* Stated exercise *
Can you pull out each line of the data below that includes the word "Ennusteen"?

* Input records *
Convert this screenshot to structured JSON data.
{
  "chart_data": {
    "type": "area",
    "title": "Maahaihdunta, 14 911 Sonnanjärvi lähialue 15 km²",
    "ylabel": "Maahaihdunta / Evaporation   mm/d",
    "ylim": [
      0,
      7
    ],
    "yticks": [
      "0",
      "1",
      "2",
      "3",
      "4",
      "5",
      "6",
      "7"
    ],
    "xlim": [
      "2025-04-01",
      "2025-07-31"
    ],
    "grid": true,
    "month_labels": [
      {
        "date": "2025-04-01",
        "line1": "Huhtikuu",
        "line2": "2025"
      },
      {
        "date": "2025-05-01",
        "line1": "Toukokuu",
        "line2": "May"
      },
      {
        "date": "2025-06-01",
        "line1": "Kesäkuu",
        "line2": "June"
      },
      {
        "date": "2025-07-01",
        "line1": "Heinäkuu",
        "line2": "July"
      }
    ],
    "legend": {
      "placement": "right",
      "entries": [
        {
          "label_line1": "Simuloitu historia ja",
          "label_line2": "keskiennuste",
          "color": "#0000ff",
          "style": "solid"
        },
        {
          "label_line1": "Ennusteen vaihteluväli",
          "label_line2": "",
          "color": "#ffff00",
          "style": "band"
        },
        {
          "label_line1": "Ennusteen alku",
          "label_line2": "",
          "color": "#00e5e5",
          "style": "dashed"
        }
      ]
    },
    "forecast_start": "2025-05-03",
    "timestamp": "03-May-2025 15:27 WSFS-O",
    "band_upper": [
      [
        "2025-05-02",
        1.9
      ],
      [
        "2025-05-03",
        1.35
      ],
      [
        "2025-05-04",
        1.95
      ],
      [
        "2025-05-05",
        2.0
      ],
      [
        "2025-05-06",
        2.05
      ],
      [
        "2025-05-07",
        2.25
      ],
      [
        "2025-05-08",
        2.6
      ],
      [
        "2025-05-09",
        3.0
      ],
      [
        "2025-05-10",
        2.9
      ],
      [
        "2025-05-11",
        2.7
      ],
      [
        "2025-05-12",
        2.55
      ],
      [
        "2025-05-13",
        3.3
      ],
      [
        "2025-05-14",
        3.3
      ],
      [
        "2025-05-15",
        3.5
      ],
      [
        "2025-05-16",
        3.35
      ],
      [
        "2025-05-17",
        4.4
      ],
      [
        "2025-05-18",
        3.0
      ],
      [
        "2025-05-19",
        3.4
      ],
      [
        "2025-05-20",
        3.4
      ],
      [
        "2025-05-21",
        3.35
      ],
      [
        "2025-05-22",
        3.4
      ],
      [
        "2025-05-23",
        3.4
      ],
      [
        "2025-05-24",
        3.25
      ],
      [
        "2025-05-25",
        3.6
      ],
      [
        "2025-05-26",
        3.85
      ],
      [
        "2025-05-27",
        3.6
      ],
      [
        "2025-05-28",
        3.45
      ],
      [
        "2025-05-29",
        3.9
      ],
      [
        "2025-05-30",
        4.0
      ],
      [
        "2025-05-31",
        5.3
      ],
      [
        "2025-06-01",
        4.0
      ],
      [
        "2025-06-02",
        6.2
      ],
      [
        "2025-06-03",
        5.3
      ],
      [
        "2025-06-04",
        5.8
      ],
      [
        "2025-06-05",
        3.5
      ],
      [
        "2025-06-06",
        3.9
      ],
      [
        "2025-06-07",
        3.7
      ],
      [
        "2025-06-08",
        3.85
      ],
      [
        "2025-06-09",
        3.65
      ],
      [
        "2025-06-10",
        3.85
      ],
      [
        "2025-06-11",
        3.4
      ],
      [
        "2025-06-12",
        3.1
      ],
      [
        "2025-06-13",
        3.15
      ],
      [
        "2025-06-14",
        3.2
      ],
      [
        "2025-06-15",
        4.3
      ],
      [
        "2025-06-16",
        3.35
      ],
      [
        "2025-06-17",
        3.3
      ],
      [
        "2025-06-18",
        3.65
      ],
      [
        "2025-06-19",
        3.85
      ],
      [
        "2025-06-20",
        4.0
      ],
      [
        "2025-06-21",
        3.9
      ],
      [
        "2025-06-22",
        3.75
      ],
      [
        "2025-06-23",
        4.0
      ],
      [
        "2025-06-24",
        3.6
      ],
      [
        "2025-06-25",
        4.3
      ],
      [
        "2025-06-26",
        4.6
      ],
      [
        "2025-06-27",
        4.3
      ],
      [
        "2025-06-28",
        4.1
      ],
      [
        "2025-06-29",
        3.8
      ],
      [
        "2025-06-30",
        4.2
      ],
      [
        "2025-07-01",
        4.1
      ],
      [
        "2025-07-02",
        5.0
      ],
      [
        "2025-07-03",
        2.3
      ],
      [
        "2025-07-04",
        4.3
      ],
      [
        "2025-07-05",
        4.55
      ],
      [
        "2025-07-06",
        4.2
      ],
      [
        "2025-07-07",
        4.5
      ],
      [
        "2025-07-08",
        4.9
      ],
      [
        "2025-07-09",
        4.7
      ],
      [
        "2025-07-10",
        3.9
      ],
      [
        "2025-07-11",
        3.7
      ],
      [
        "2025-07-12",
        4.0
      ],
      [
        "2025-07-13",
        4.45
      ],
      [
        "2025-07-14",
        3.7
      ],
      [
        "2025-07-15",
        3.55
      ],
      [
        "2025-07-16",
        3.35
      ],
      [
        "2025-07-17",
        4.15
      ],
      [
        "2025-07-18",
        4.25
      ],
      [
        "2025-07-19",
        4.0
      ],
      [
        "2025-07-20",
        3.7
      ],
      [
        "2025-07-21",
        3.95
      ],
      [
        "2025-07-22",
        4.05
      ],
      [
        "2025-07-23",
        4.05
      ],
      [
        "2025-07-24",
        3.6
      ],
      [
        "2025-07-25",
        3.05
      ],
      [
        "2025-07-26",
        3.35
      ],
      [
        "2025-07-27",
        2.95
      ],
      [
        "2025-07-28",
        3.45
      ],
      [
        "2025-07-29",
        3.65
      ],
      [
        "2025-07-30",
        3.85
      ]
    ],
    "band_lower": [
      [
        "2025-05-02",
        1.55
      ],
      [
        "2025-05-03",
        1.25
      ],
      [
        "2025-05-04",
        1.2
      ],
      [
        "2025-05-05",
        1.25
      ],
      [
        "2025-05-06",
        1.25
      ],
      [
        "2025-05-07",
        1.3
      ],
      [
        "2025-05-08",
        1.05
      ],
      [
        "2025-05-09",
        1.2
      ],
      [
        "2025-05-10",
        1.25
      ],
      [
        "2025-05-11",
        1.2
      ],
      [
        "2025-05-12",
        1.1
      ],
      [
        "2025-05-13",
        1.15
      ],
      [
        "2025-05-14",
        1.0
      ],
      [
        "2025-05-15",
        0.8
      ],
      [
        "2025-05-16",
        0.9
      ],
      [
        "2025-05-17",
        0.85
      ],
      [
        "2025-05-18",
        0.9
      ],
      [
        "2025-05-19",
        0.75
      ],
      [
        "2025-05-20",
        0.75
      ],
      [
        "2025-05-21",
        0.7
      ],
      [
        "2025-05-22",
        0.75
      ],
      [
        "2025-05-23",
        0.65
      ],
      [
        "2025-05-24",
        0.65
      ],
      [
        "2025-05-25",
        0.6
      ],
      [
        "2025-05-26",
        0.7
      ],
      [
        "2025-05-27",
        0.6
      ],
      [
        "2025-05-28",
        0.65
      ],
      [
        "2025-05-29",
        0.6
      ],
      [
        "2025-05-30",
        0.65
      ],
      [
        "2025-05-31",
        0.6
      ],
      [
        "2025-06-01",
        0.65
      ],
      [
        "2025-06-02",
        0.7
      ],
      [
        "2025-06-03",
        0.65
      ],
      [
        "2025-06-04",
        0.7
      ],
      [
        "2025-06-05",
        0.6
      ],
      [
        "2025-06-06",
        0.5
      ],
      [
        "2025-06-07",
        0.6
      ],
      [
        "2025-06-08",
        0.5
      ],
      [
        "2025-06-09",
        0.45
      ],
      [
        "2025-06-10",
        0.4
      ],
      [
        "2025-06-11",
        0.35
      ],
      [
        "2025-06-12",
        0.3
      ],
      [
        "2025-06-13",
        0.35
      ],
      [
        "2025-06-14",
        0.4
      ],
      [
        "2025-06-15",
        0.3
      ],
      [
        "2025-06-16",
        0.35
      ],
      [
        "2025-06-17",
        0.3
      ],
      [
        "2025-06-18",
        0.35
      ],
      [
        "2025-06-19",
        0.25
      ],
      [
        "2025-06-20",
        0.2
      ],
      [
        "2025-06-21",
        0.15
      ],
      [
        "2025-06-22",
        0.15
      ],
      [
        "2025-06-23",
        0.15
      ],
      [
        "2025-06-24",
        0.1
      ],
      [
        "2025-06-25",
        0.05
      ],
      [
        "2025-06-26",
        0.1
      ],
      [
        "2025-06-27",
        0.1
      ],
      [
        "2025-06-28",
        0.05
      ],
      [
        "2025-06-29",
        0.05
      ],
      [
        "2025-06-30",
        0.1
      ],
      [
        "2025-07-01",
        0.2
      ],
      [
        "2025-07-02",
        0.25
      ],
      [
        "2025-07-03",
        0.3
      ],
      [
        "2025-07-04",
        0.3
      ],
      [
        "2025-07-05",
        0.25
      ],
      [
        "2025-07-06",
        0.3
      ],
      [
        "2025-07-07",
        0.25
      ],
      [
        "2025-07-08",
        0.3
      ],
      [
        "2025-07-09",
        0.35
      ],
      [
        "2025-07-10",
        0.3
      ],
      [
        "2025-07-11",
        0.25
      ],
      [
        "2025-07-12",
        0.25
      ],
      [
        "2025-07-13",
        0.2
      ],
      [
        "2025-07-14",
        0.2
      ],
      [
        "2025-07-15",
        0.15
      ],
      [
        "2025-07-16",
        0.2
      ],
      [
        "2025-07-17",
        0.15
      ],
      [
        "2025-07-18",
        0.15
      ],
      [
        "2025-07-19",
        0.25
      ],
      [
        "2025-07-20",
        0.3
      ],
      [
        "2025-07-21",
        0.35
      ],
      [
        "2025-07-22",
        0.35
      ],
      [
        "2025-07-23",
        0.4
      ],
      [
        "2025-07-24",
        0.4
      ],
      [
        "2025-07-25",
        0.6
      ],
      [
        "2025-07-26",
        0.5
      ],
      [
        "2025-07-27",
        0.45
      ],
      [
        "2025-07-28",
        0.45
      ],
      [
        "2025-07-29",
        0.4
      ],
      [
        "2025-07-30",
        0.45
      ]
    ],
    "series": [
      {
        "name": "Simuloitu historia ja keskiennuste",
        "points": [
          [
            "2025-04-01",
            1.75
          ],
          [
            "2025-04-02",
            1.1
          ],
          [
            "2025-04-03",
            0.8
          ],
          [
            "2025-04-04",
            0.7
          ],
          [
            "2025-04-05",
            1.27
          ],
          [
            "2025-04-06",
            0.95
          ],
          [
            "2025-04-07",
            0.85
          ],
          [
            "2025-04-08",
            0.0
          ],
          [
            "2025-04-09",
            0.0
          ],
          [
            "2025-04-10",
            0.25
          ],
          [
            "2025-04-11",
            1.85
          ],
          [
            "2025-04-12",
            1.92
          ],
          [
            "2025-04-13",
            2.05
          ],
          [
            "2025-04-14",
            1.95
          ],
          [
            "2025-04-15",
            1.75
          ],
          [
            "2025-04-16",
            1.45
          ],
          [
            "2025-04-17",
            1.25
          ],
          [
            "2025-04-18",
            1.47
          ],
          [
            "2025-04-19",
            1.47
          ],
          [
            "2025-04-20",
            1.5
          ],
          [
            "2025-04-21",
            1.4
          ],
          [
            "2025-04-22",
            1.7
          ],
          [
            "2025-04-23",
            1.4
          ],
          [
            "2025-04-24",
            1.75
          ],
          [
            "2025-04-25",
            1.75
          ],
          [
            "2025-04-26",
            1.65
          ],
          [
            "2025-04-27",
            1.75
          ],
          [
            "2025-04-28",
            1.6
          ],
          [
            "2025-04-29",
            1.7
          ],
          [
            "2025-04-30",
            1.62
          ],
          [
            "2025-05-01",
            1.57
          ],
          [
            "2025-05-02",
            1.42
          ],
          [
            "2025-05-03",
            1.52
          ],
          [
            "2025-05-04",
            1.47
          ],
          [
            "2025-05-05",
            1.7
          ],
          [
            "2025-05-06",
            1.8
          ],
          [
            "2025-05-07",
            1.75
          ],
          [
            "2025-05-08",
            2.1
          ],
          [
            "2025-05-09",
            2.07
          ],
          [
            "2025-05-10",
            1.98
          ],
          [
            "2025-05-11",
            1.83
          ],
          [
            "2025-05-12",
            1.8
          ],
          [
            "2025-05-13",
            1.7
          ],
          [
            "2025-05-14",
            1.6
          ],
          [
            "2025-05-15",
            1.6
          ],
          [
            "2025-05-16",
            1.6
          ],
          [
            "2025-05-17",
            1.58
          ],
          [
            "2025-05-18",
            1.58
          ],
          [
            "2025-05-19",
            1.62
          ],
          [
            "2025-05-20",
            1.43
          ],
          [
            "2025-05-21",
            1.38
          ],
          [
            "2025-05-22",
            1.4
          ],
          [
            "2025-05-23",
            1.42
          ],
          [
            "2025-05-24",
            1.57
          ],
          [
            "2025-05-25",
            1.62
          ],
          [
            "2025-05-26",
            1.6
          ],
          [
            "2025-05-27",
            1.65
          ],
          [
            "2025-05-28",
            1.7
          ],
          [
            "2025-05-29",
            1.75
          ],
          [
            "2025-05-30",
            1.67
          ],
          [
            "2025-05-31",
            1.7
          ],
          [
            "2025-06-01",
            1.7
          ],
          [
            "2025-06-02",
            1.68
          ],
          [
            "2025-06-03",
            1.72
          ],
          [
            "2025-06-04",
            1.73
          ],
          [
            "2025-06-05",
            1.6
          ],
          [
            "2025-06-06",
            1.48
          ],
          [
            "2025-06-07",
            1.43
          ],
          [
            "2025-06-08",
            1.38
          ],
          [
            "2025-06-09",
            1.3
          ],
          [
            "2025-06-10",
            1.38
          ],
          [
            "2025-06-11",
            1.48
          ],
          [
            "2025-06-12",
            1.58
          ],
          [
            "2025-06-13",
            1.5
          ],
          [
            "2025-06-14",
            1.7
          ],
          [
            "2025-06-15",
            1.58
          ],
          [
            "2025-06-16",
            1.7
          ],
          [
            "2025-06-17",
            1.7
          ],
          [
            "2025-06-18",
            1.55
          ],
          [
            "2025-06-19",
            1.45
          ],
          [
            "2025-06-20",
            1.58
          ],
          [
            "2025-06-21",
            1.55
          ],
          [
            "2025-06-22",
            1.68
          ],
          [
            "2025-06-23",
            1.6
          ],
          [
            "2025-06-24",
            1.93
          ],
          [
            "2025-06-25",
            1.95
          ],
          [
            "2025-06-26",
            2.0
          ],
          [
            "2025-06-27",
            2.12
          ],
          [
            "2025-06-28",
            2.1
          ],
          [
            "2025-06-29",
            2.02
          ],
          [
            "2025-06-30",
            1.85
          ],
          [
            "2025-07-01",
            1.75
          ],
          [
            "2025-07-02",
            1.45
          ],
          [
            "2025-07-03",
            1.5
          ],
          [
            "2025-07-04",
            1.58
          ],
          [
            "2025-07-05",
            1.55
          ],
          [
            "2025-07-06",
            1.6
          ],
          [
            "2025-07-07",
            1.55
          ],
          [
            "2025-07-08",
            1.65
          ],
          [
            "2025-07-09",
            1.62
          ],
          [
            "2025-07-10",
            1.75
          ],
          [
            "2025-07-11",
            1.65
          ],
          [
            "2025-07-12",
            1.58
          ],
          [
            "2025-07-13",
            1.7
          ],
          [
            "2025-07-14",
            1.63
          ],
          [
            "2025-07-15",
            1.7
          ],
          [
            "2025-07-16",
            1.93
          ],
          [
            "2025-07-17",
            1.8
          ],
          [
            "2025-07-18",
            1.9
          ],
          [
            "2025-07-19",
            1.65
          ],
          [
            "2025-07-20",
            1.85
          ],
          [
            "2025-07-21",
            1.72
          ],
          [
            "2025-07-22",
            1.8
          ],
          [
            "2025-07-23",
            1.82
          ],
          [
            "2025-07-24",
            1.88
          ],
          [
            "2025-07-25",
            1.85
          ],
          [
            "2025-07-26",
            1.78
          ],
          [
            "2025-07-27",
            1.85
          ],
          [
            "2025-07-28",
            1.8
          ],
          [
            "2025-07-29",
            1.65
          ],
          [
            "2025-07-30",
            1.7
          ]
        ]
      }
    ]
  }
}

* Expected answer *
          "label_line1": "Ennusteen vaihteluväli",
          "label_line1": "Ennusteen alku",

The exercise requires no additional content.